> Aim of the exercise: Could you write out every entry exactly as it stands?

> Provided material:
## BEGIN

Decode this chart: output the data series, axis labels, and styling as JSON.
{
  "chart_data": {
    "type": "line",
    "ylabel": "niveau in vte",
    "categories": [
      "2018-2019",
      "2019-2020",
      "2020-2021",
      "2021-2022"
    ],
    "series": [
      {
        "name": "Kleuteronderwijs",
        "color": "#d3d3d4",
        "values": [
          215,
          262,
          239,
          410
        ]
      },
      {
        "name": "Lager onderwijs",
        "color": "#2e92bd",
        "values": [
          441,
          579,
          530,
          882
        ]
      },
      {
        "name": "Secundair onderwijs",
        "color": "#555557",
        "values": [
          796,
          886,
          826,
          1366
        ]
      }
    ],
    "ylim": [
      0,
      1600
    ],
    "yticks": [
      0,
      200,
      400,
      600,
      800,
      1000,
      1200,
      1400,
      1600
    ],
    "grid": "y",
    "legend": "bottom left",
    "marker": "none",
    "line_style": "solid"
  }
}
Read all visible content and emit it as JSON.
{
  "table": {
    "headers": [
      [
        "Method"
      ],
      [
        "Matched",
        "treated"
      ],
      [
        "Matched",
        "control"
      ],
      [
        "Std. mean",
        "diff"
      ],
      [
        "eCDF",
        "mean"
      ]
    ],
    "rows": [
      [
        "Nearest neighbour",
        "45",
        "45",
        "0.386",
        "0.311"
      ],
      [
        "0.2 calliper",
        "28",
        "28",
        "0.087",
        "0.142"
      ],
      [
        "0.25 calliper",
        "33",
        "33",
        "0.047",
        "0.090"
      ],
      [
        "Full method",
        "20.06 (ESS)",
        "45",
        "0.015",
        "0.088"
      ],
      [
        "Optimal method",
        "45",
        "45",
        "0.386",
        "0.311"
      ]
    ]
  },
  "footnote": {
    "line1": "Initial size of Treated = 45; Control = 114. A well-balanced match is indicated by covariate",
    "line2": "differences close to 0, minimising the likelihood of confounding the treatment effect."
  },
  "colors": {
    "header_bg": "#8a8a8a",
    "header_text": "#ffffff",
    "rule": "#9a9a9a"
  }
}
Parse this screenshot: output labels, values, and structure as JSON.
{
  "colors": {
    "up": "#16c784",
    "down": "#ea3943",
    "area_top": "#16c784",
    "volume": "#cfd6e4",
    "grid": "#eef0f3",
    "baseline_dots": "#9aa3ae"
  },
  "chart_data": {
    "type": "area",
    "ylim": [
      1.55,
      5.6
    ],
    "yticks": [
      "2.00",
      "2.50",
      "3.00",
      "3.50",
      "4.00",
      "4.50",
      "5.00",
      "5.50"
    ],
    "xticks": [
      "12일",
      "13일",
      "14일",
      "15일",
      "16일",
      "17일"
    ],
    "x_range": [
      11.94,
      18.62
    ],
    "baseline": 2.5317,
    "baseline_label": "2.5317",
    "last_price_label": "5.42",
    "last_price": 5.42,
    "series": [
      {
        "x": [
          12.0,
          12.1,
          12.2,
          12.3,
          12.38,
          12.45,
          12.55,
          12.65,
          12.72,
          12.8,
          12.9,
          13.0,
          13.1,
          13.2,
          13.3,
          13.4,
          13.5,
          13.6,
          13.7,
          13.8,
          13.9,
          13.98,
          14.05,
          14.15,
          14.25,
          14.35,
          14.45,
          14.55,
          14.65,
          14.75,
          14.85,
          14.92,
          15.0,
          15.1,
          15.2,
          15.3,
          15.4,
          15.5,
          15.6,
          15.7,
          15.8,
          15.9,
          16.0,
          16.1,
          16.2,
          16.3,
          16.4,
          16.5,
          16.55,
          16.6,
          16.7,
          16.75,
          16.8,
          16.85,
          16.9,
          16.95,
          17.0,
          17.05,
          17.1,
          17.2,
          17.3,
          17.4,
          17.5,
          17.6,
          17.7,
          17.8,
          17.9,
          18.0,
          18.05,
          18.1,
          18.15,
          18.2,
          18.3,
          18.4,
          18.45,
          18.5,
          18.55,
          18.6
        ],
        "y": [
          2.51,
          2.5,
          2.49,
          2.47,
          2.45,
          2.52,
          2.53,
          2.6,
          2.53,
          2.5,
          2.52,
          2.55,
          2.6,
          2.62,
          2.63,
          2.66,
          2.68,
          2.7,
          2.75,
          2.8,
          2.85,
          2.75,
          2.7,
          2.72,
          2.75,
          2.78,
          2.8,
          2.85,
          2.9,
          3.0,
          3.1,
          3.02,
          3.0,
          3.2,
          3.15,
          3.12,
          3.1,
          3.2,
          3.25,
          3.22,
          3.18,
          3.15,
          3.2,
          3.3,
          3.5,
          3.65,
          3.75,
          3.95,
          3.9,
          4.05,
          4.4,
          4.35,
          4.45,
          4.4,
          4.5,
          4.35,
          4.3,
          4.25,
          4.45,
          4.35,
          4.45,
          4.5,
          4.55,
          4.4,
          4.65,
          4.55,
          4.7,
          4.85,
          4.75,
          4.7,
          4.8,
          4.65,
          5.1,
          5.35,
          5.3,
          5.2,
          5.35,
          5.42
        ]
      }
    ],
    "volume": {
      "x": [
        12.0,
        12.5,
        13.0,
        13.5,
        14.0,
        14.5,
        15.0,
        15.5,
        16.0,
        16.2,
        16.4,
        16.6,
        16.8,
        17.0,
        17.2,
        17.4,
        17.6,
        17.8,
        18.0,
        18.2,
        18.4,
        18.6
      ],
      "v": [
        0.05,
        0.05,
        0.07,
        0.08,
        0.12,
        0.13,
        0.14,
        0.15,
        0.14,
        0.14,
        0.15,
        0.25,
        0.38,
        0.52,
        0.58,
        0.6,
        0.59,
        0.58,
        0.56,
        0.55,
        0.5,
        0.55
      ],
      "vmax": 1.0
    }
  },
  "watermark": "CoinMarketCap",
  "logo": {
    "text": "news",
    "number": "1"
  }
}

## END

> Answer to the exercise:
Decode this chart: output the data series, axis labels, and styling as JSON.
{
  "chart_data": {
    "type": "line",
    "ylabel": "niveau in vte",
    "categories": [
      "2018-2019",
      "2019-2020",
      "2020-2021",
      "2021-2022"
    ],
    "series": [
      {
        "name": "Kleuteronderwijs",
        "color": "#d3d3d4",
        "values": [
          215,
          262,
          239,
          410
        ]
      },
      {
        "name": "Lager onderwijs",
        "color": "#2e92bd",
        "values": [
          441,
          579,
          530,
          882
        ]
      },
      {
        "name": "Secundair onderwijs",
        "color": "#555557",
        "values": [
          796,
          886,
          826,
          1366
        ]
      }
    ],
    "ylim": [
      0,
      1600
    ],
    "yticks": [
      0,
      200,
      400,
      600,
      800,
      1000,
      1200,
      1400,
      1600
    ],
    "grid": "y",
    "legend": "bottom left",
    "marker": "none",
    "line_style": "solid"
  }
}
Read all visible content and emit it as JSON.
{
  "table": {
    "headers": [
      [
        "Method"
      ],
      [
        "Matched",
        "treated"
      ],
      [
        "Matched",
        "control"
      ],
      [
        "Std. mean",
        "diff"
      ],
      [
        "eCDF",
        "mean"
      ]
    ],
    "rows": [
      [
        "Nearest neighbour",
        "45",
        "45",
        "0.386",
        "0.311"
      ],
      [
        "0.2 calliper",
        "28",
        "28",
        "0.087",
        "0.142"
      ],
      [
        "0.25 calliper",
        "33",
        "33",
        "0.047",
        "0.090"
      ],
      [
        "Full method",
        "20.06 (ESS)",
        "45",
        "0.015",
        "0.088"
      ],
      [
        "Optimal method",
        "45",
        "45",
        "0.386",
        "0.311"
      ]
    ]
  },
  "footnote": {
    "line1": "Initial size of Treated = 45; Control = 114. A well-balanced match is indicated by covariate",
    "line2": "differences close to 0, minimising the likelihood of confounding the treatment effect."
  },
  "colors": {
    "header_bg": "#8a8a8a",
    "header_text": "#ffffff",
    "rule": "#9a9a9a"
  }
}
Parse this screenshot: output labels, values, and structure as JSON.
{
  "colors": {
    "up": "#16c784",
    "down": "#ea3943",
    "area_top": "#16c784",
    "volume": "#cfd6e4",
    "grid": "#eef0f3",
    "baseline_dots": "#9aa3ae"
  },
  "chart_data": {
    "type": "area",
    "ylim": [
      1.55,
      5.6
    ],
    "yticks": [
      "2.00",
      "2.50",
      "3.00",
      "3.50",
      "4.00",
      "4.50",
      "5.00",
      "5.50"
    ],
    "xticks": [
      "12일",
      "13일",
      "14일",
      "15일",
      "16일",
      "17일"
    ],
    "x_range": [
      11.94,
      18.62
    ],
    "baseline": 2.5317,
    "baseline_label": "2.5317",
    "last_price_label": "5.42",
    "last_price": 5.42,
    "series": [
      {
        "x": [
          12.0,
          12.1,
          12.2,
          12.3,
          12.38,
          12.45,
          12.55,
          12.65,
          12.72,
          12.8,
          12.9,
          13.0,
          13.1,
          13.2,
          13.3,
          13.4,
          13.5,
          13.6,
          13.7,
          13.8,
          13.9,
          13.98,
          14.05,
          14.15,
          14.25,
          14.35,
          14.45,
          14.55,
          14.65,
          14.75,
          14.85,
          14.92,
          15.0,
          15.1,
          15.2,
          15.3,
          15.4,
          15.5,
          15.6,
          15.7,
          15.8,
          15.9,
          16.0,
          16.1,
          16.2,
          16.3,
          16.4,
          16.5,
          16.55,
          16.6,
          16.7,
          16.75,
          16.8,
          16.85,
          16.9,
          16.95,
          17.0,
          17.05,
          17.1,
          17.2,
          17.3,
          17.4,
          17.5,
          17.6,
          17.7,
          17.8,
          17.9,
          18.0,
          18.05,
          18.1,
          18.15,
          18.2,
          18.3,
          18.4,
          18.45,
          18.5,
          18.55,
          18.6
        ],
        "y": [
          2.51,
          2.5,
          2.49,
          2.47,
          2.45,
          2.52,
          2.53,
          2.6,
          2.53,
          2.5,
          2.52,
          2.55,
          2.6,
          2.62,
          2.63,
          2.66,
          2.68,
          2.7,
          2.75,
          2.8,
          2.85,
          2.75,
          2.7,
          2.72,
          2.75,
          2.78,
          2.8,
          2.85,
          2.9,
          3.0,
          3.1,
          3.02,
          3.0,
          3.2,
          3.15,
          3.12,
          3.1,
          3.2,
          3.25,
          3.22,
          3.18,
          3.15,
          3.2,
          3.3,
          3.5,
          3.65,
          3.75,
          3.95,
          3.9,
          4.05,
          4.4,
          4.35,
          4.45,
          4.4,
          4.5,
          4.35,
          4.3,
          4.25,
          4.45,
          4.35,
          4.45,
          4.5,
          4.55,
          4.4,
          4.65,
          4.55,
          4.7,
          4.85,
          4.75,
          4.7,
          4.8,
          4.65,
          5.1,
          5.35,
          5.3,
          5.2,
          5.35,
          5.42
        ]
      }
    ],
    "volume": {
      "x": [
        12.0,
        12.5,
        13.0,
        13.5,
        14.0,
        14.5,
        15.0,
        15.5,
        16.0,
        16.2,
        16.4,
        16.6,
        16.8,
        17.0,
        17.2,
        17.4,
        17.6,
        17.8,
        18.0,
        18.2,
        18.4,
        18.6
      ],
      "v": [
        0.05,
        0.05,
        0.07,
        0.08,
        0.12,
        0.13,
        0.14,
        0.15,
        0.14,
        0.14,
        0.15,
        0.25,
        0.38,
        0.52,
        0.58,
        0.6,
        0.59,
        0.58,
        0.56,
        0.55,
        0.5,
        0.55
      ],
      "vmax": 1.0
    }
  },
  "watermark": "CoinMarketCap",
  "logo": {
    "text": "news",
    "number": "1"
  }
}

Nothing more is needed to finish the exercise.